*PROMPT*:
Scan the material for the word "including", and copy each line where it shows up.

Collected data
========================

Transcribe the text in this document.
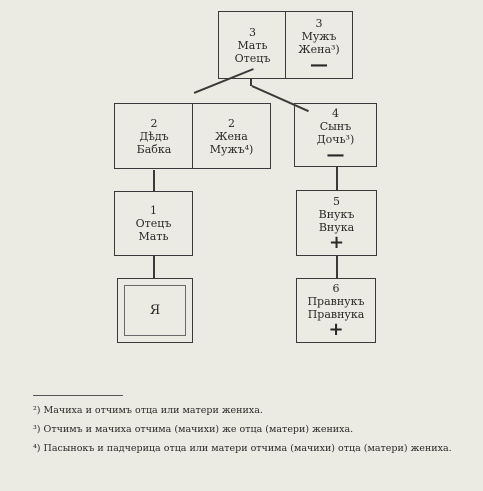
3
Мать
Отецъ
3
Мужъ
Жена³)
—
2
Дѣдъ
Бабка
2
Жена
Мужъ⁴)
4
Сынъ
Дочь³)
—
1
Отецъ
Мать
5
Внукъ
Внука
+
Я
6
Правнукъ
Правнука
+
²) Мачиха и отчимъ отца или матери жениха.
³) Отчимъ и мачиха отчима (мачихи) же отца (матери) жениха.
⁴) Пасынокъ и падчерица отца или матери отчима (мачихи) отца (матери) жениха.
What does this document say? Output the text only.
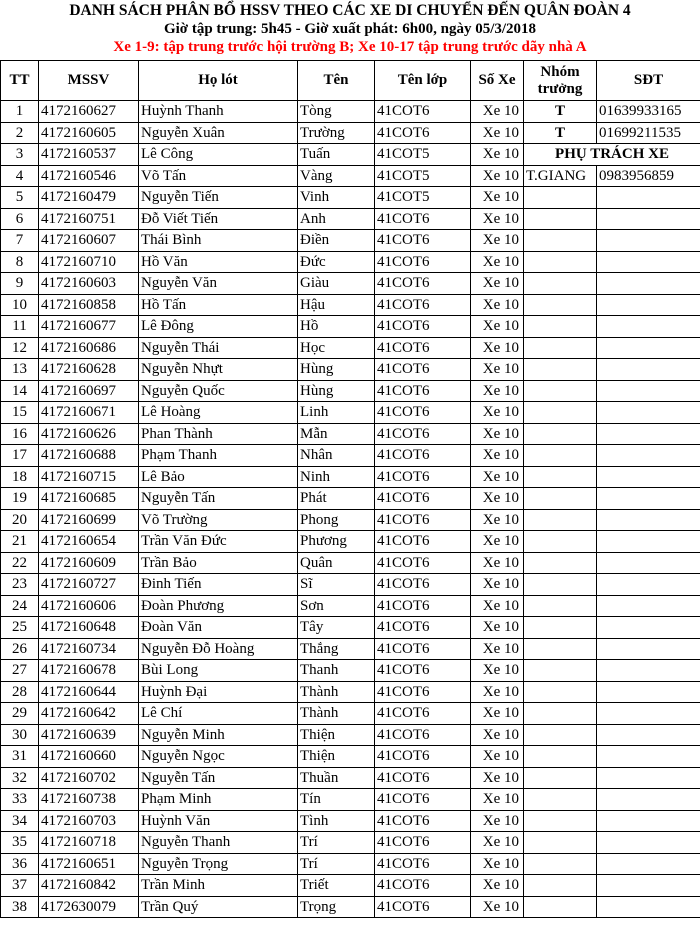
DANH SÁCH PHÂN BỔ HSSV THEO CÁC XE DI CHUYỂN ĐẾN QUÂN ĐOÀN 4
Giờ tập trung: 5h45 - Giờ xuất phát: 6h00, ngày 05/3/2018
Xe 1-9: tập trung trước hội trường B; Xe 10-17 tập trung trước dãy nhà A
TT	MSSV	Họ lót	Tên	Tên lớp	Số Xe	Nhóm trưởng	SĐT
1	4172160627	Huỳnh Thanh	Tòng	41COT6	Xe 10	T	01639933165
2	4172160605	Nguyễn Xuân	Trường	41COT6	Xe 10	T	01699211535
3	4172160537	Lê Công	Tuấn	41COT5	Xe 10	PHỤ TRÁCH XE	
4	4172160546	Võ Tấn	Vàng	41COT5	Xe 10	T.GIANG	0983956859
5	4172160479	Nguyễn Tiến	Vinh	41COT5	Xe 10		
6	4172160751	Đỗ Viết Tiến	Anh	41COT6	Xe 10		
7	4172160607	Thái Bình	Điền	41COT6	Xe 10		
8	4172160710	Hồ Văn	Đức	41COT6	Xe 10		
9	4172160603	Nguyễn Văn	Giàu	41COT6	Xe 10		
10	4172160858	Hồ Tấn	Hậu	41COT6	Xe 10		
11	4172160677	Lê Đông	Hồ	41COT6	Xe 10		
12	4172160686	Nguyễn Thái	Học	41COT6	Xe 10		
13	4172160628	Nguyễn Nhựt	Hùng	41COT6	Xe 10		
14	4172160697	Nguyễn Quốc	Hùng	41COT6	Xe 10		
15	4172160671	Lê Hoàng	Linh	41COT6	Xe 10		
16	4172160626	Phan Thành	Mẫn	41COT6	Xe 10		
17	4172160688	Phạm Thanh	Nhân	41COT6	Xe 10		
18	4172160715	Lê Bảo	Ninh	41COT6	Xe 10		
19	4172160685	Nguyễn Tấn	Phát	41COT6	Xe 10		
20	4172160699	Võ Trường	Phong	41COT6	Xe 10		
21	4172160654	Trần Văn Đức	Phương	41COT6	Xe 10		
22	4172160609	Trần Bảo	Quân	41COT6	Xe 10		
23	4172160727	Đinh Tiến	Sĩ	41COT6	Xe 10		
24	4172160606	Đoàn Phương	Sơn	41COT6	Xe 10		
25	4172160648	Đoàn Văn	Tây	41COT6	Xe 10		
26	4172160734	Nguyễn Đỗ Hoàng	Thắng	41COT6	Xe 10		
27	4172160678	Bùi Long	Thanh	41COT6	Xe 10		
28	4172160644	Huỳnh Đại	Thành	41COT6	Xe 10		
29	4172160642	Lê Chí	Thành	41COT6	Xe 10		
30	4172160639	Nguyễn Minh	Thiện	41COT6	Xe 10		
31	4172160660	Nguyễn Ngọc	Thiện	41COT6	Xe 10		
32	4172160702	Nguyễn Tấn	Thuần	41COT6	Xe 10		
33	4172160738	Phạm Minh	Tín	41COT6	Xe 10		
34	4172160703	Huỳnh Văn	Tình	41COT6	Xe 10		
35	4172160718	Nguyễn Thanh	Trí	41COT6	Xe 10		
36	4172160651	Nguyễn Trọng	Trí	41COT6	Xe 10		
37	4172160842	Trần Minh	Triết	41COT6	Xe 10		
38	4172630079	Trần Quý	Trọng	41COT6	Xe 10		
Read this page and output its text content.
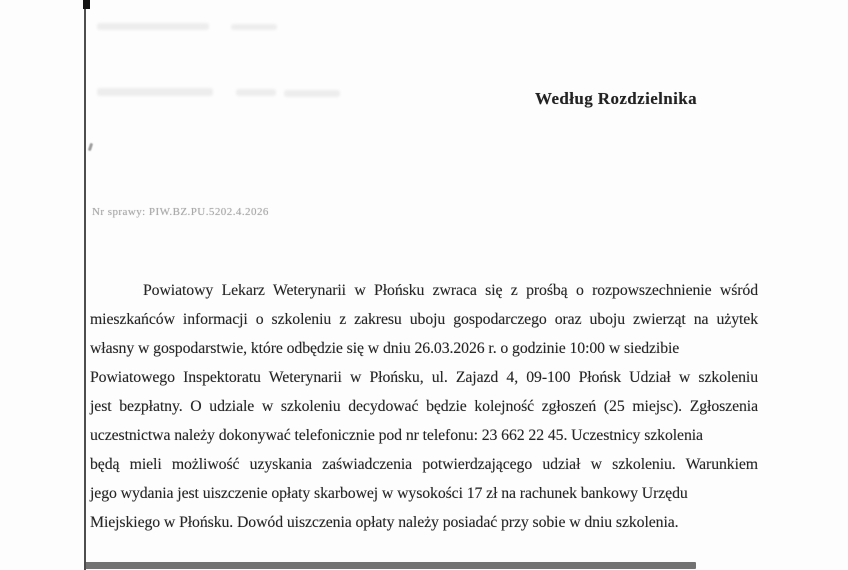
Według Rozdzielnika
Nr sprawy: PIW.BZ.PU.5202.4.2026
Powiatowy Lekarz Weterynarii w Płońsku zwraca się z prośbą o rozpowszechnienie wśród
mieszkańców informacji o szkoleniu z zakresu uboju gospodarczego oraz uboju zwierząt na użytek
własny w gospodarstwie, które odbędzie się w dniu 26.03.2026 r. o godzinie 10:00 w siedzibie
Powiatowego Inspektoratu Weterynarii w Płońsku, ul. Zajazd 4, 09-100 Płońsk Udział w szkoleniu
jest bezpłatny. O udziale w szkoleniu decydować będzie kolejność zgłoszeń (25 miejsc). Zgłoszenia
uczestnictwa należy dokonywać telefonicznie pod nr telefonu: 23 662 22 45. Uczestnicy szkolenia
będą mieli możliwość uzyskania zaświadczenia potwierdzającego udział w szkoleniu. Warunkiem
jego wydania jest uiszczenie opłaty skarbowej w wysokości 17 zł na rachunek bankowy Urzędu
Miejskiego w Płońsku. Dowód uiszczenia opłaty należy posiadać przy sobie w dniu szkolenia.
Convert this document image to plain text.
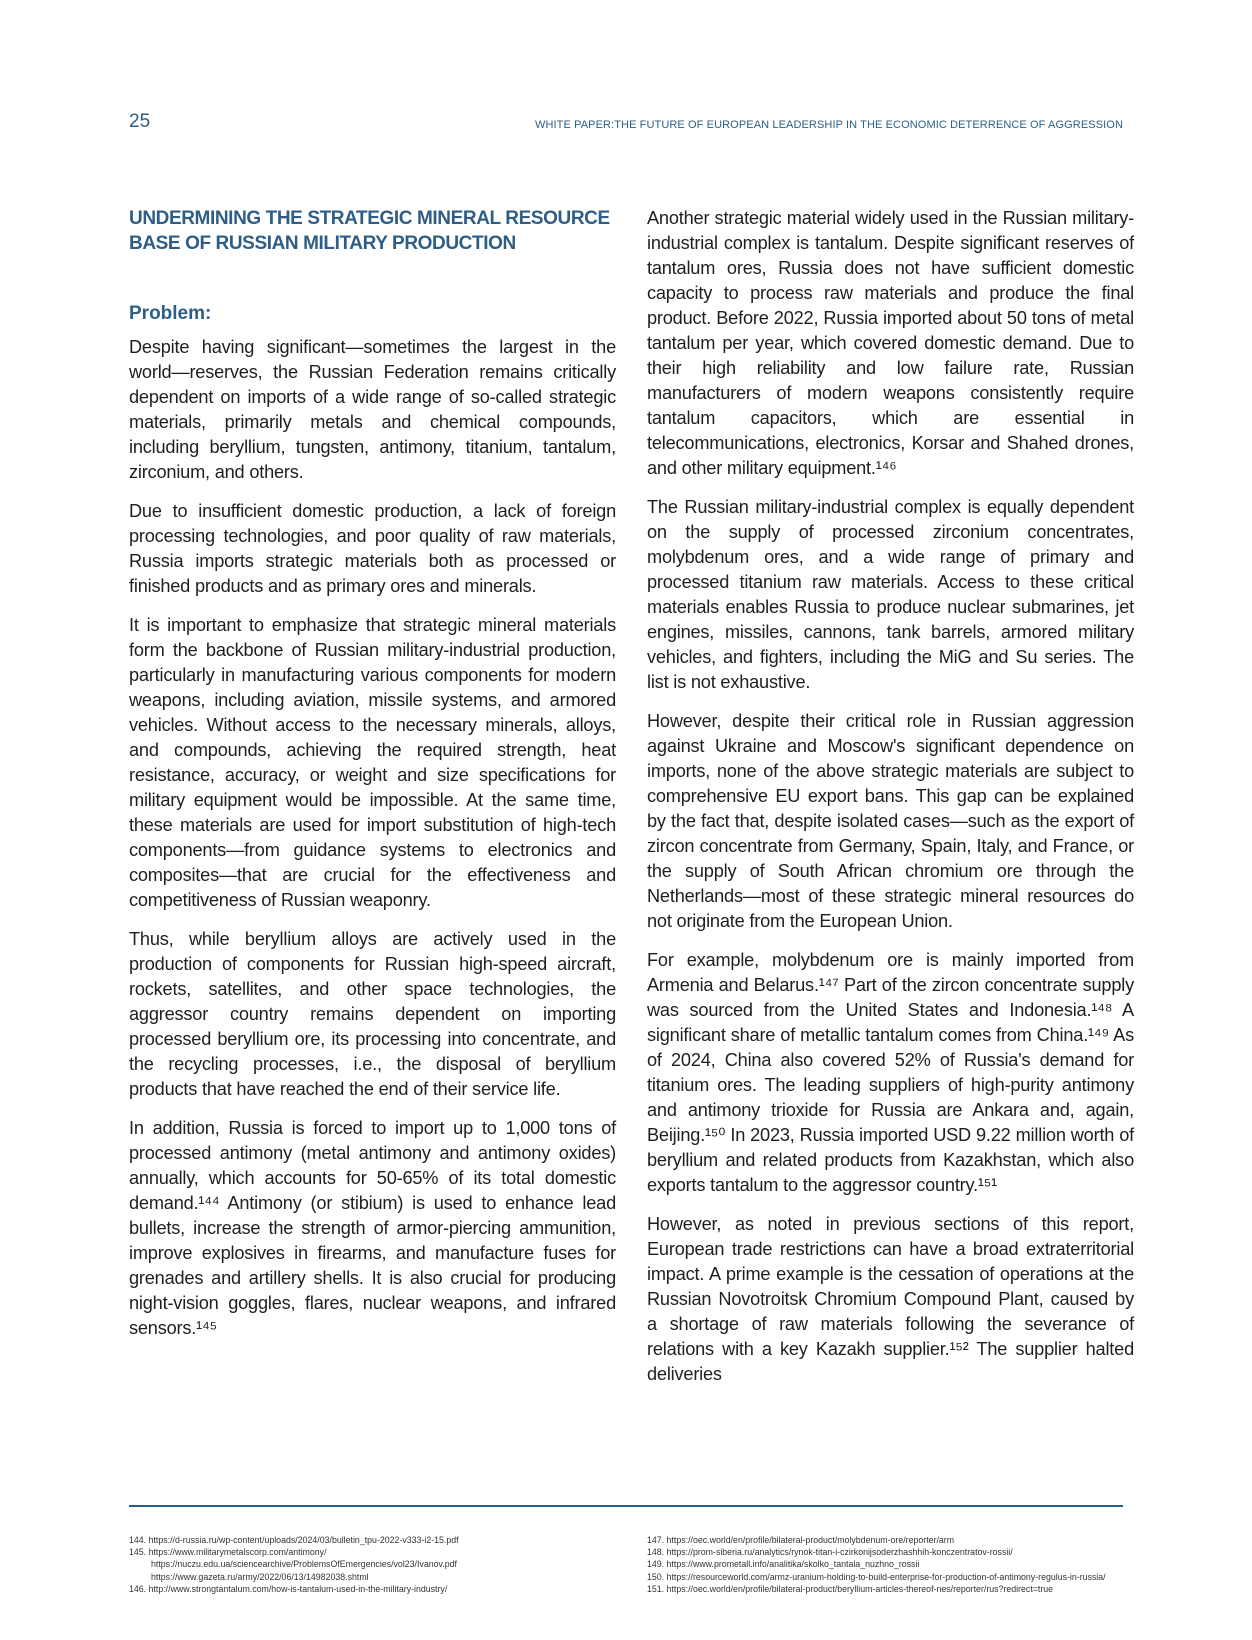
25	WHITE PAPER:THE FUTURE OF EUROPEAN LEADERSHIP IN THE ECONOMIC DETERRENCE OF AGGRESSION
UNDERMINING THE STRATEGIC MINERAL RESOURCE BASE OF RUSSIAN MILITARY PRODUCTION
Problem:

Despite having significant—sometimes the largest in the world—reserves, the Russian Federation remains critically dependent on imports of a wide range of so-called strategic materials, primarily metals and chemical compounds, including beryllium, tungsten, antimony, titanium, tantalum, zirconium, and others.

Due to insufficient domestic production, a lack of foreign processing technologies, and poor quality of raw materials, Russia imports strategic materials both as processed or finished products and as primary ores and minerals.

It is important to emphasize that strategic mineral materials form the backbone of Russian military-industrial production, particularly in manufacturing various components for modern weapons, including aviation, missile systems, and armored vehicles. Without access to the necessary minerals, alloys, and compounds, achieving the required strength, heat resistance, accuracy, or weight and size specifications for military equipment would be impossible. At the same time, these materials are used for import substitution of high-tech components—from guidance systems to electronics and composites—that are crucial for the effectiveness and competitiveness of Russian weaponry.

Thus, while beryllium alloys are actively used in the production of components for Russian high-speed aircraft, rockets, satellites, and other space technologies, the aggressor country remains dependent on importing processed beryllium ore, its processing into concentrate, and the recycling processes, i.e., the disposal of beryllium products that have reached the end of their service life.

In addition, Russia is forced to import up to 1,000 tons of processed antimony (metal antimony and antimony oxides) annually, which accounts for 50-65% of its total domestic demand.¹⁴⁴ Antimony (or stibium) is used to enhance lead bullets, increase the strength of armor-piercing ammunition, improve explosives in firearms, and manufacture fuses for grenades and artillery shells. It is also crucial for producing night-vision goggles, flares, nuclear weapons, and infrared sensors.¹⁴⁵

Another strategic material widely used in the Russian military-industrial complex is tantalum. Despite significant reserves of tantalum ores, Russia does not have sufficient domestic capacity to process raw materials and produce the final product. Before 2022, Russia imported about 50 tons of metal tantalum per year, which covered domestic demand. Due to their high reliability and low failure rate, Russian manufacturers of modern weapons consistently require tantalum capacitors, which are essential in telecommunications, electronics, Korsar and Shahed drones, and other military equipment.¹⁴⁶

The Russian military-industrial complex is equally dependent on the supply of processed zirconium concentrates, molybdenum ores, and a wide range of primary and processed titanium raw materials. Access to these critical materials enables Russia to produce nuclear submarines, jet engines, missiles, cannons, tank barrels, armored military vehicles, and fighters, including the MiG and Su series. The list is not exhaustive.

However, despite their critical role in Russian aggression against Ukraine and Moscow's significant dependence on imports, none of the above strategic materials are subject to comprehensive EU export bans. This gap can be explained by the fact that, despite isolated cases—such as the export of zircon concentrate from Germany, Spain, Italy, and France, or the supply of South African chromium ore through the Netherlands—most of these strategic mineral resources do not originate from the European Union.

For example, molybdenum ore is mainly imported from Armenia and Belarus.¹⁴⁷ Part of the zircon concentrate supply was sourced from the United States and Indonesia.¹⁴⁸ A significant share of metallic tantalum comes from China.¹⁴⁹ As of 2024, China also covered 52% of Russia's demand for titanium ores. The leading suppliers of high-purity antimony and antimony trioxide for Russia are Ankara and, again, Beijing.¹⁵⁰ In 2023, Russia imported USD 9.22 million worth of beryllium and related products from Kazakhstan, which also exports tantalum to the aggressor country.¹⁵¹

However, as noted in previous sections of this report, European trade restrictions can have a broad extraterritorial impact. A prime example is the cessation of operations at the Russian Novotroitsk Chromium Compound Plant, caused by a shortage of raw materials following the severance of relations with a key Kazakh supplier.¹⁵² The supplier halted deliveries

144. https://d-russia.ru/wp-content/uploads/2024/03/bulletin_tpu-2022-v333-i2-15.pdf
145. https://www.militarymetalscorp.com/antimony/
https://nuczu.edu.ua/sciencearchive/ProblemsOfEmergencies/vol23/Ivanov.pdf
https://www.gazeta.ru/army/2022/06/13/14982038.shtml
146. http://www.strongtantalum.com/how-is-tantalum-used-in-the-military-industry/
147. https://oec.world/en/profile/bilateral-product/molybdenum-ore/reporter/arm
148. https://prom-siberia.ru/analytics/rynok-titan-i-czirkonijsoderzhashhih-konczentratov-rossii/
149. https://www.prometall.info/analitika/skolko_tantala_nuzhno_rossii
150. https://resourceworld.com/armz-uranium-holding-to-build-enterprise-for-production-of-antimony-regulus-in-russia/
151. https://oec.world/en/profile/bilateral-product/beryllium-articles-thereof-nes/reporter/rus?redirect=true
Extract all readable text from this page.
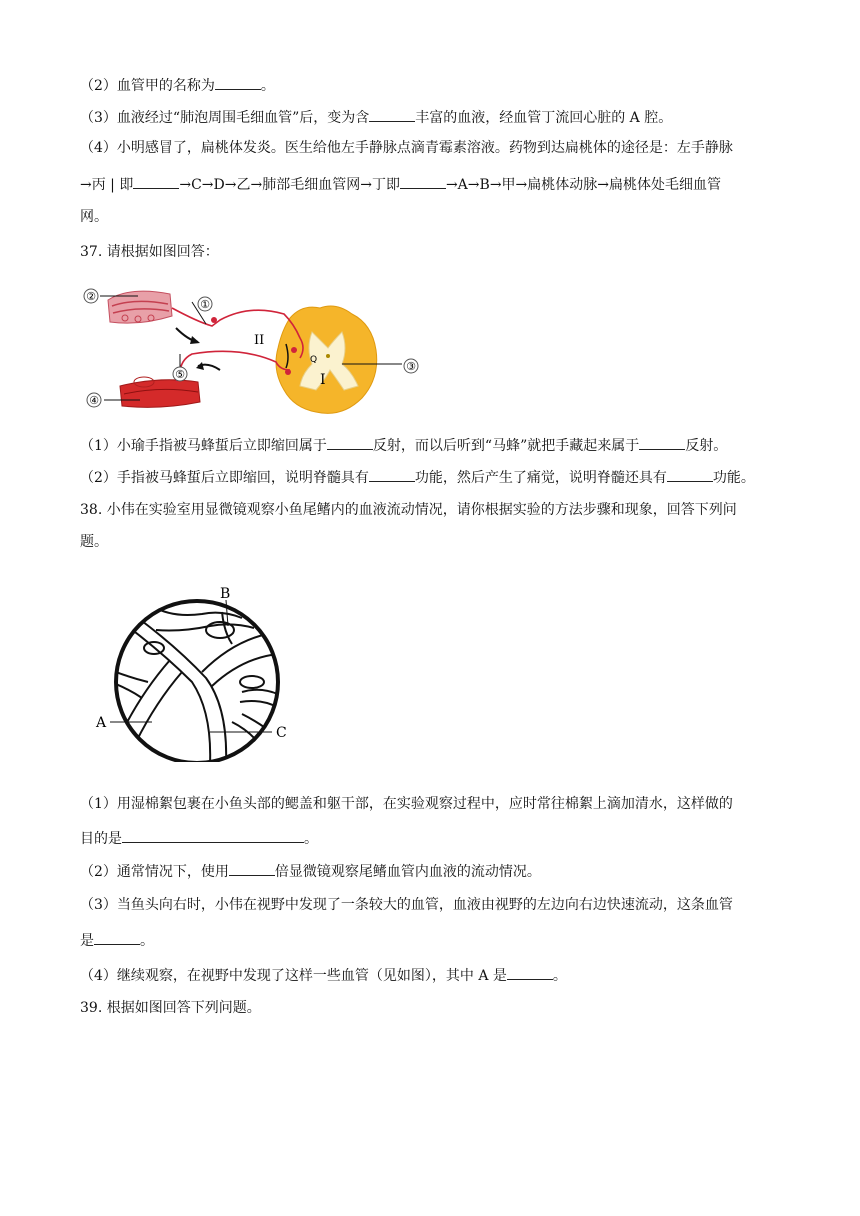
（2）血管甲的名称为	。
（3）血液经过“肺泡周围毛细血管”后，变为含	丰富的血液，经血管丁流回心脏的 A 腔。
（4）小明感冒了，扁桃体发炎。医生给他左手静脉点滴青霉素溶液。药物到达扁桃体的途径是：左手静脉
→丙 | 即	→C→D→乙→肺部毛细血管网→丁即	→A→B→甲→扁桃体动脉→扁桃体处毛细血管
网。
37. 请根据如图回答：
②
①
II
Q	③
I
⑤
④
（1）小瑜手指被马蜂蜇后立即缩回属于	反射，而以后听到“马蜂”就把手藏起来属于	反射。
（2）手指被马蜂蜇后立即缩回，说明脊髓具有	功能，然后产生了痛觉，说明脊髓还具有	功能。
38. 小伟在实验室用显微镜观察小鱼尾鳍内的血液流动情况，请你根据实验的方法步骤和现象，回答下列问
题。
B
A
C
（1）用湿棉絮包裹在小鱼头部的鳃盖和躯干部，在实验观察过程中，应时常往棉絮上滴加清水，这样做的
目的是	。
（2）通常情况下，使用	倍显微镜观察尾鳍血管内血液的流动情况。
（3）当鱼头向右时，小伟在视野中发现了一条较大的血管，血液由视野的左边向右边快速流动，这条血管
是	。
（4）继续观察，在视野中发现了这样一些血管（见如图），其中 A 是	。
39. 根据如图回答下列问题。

========================

*SOLUTION TO THE PROBLEM*:
Despite having significant—sometimes the largest in the world—reserves, the Russian Federation remains critically dependent on imports of a wide range of so-called strategic materials, primarily metals and chemical compounds, including beryllium, tungsten, antimony, titanium, tantalum, zirconium, and others.
It is important to emphasize that strategic mineral materials form the backbone of Russian military-industrial production, particularly in manufacturing various components for modern weapons, including aviation, missile systems, and armored vehicles. Without access to the necessary minerals, alloys, and compounds, achieving the required strength, heat resistance, accuracy, or weight and size specifications for military equipment would be impossible. At the same time, these materials are used for import substitution of high-tech components—from guidance systems to electronics and composites—that are crucial for the effectiveness and competitiveness of Russian weaponry.
The Russian military-industrial complex is equally dependent on the supply of processed zirconium concentrates, molybdenum ores, and a wide range of primary and processed titanium raw materials. Access to these critical materials enables Russia to produce nuclear submarines, jet engines, missiles, cannons, tank barrels, armored military vehicles, and fighters, including the MiG and Su series. The list is not exhaustive.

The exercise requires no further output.